Every entry must be given again exactly.

Data records
** Begin **

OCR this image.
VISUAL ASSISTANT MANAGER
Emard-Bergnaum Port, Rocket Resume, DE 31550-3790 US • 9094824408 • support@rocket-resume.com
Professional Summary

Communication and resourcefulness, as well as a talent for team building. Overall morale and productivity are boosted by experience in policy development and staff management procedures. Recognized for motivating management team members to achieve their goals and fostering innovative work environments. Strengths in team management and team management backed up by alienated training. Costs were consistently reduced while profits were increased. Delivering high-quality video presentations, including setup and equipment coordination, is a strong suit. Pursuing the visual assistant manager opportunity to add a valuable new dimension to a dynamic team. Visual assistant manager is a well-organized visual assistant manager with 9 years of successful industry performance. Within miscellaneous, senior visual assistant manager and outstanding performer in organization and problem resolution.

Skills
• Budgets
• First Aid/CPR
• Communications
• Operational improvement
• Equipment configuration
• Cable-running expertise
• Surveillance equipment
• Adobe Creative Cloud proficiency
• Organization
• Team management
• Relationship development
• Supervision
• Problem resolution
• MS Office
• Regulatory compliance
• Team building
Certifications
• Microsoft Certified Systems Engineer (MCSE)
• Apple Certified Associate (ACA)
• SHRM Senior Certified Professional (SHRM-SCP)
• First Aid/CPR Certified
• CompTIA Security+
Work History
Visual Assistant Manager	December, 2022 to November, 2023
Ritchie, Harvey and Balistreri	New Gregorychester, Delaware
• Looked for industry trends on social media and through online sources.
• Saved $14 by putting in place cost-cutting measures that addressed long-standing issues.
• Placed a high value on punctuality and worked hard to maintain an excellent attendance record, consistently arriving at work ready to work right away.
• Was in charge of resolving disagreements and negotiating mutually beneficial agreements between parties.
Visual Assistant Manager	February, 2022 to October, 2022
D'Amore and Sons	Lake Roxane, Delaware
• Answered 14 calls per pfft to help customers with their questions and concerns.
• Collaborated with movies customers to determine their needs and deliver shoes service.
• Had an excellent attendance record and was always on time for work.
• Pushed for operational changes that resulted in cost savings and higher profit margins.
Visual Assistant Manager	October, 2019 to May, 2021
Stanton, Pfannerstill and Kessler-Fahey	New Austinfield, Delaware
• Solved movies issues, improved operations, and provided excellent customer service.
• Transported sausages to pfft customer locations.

** End **

**EXERCISE RESULT:**
OCR this image.
VISUAL ASSISTANT MANAGER
Emard-Bergnaum Port, Rocket Resume, DE 31550-3790 US • 9094824408 • support@rocket-resume.com
Professional Summary

Communication and resourcefulness, as well as a talent for team building. Overall morale and productivity are boosted by experience in policy development and staff management procedures. Recognized for motivating management team members to achieve their goals and fostering innovative work environments. Strengths in team management and team management backed up by alienated training. Costs were consistently reduced while profits were increased. Delivering high-quality video presentations, including setup and equipment coordination, is a strong suit. Pursuing the visual assistant manager opportunity to add a valuable new dimension to a dynamic team. Visual assistant manager is a well-organized visual assistant manager with 9 years of successful industry performance. Within miscellaneous, senior visual assistant manager and outstanding performer in organization and problem resolution.

Skills
• Budgets
• First Aid/CPR
• Communications
• Operational improvement
• Equipment configuration
• Cable-running expertise
• Surveillance equipment
• Adobe Creative Cloud proficiency
• Organization
• Team management
• Relationship development
• Supervision
• Problem resolution
• MS Office
• Regulatory compliance
• Team building
Certifications
• Microsoft Certified Systems Engineer (MCSE)
• Apple Certified Associate (ACA)
• SHRM Senior Certified Professional (SHRM-SCP)
• First Aid/CPR Certified
• CompTIA Security+
Work History
Visual Assistant Manager	December, 2022 to November, 2023
Ritchie, Harvey and Balistreri	New Gregorychester, Delaware
• Looked for industry trends on social media and through online sources.
• Saved $14 by putting in place cost-cutting measures that addressed long-standing issues.
• Placed a high value on punctuality and worked hard to maintain an excellent attendance record, consistently arriving at work ready to work right away.
• Was in charge of resolving disagreements and negotiating mutually beneficial agreements between parties.
Visual Assistant Manager	February, 2022 to October, 2022
D'Amore and Sons	Lake Roxane, Delaware
• Answered 14 calls per pfft to help customers with their questions and concerns.
• Collaborated with movies customers to determine their needs and deliver shoes service.
• Had an excellent attendance record and was always on time for work.
• Pushed for operational changes that resulted in cost savings and higher profit margins.
Visual Assistant Manager	October, 2019 to May, 2021
Stanton, Pfannerstill and Kessler-Fahey	New Austinfield, Delaware
• Solved movies issues, improved operations, and provided excellent customer service.
• Transported sausages to pfft customer locations.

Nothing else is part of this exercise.